Objective: In the material below, find all lines with the string "ocuparemos" and copy them.

--- begin Records provided ---

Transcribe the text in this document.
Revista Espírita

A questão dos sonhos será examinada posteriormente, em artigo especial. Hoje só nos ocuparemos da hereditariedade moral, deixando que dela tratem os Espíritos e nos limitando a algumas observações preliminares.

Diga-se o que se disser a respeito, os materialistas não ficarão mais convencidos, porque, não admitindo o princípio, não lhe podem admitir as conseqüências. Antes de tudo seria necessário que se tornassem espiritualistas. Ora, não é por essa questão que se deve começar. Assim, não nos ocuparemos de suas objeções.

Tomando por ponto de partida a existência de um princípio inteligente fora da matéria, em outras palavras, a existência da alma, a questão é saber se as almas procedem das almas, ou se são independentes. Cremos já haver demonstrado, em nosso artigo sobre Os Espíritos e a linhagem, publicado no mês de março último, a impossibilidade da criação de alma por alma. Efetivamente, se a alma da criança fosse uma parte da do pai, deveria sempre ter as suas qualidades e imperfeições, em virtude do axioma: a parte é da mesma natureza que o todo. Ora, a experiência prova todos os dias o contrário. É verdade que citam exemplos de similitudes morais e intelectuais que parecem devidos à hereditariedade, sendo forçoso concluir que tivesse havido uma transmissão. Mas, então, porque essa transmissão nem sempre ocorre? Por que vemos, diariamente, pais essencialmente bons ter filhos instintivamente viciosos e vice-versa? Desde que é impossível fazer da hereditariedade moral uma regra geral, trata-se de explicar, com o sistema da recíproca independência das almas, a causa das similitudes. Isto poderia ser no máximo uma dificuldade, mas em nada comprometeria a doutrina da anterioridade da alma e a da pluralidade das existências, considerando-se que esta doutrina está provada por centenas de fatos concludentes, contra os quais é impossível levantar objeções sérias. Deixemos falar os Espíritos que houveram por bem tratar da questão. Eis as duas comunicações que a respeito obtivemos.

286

--- end Records provided ---

Complete response:
A questão dos sonhos será examinada posteriormente, em artigo especial. Hoje só nos ocuparemos da hereditariedade moral, deixando que dela tratem os Espíritos e nos limitando a algumas observações preliminares.
Diga-se o que se disser a respeito, os materialistas não ficarão mais convencidos, porque, não admitindo o princípio, não lhe podem admitir as conseqüências. Antes de tudo seria necessário que se tornassem espiritualistas. Ora, não é por essa questão que se deve começar. Assim, não nos ocuparemos de suas objeções.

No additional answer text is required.